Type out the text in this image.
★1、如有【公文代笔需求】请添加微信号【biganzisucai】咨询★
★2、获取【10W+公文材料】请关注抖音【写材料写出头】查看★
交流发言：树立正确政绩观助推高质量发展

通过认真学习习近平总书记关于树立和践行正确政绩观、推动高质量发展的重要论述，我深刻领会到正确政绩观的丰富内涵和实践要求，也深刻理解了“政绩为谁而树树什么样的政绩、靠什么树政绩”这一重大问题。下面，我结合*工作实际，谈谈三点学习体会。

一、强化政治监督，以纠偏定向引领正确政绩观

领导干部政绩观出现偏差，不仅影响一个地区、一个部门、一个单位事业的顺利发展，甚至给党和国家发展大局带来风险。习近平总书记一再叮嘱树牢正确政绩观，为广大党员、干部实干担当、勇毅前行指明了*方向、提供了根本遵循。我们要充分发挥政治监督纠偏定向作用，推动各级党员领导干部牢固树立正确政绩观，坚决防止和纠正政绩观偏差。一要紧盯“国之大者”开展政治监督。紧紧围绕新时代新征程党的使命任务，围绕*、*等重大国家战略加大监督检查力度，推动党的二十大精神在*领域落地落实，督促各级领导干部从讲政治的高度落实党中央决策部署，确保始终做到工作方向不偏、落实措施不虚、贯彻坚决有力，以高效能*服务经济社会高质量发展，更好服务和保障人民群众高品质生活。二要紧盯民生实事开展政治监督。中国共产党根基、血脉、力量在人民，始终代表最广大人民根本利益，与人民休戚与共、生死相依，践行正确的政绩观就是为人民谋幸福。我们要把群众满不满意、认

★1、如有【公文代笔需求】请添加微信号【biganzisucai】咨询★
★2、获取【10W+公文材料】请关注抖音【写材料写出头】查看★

____

Problem requirements: Return the lines above exactly, keeping every word.

Reply to the exercise:
Type out the text in this image.
★1、如有【公文代笔需求】请添加微信号【biganzisucai】咨询★
★2、获取【10W+公文材料】请关注抖音【写材料写出头】查看★
交流发言：树立正确政绩观助推高质量发展

通过认真学习习近平总书记关于树立和践行正确政绩观、推动高质量发展的重要论述，我深刻领会到正确政绩观的丰富内涵和实践要求，也深刻理解了“政绩为谁而树树什么样的政绩、靠什么树政绩”这一重大问题。下面，我结合*工作实际，谈谈三点学习体会。

一、强化政治监督，以纠偏定向引领正确政绩观

领导干部政绩观出现偏差，不仅影响一个地区、一个部门、一个单位事业的顺利发展，甚至给党和国家发展大局带来风险。习近平总书记一再叮嘱树牢正确政绩观，为广大党员、干部实干担当、勇毅前行指明了*方向、提供了根本遵循。我们要充分发挥政治监督纠偏定向作用，推动各级党员领导干部牢固树立正确政绩观，坚决防止和纠正政绩观偏差。一要紧盯“国之大者”开展政治监督。紧紧围绕新时代新征程党的使命任务，围绕*、*等重大国家战略加大监督检查力度，推动党的二十大精神在*领域落地落实，督促各级领导干部从讲政治的高度落实党中央决策部署，确保始终做到工作方向不偏、落实措施不虚、贯彻坚决有力，以高效能*服务经济社会高质量发展，更好服务和保障人民群众高品质生活。二要紧盯民生实事开展政治监督。中国共产党根基、血脉、力量在人民，始终代表最广大人民根本利益，与人民休戚与共、生死相依，践行正确的政绩观就是为人民谋幸福。我们要把群众满不满意、认

★1、如有【公文代笔需求】请添加微信号【biganzisucai】咨询★
★2、获取【10W+公文材料】请关注抖音【写材料写出头】查看★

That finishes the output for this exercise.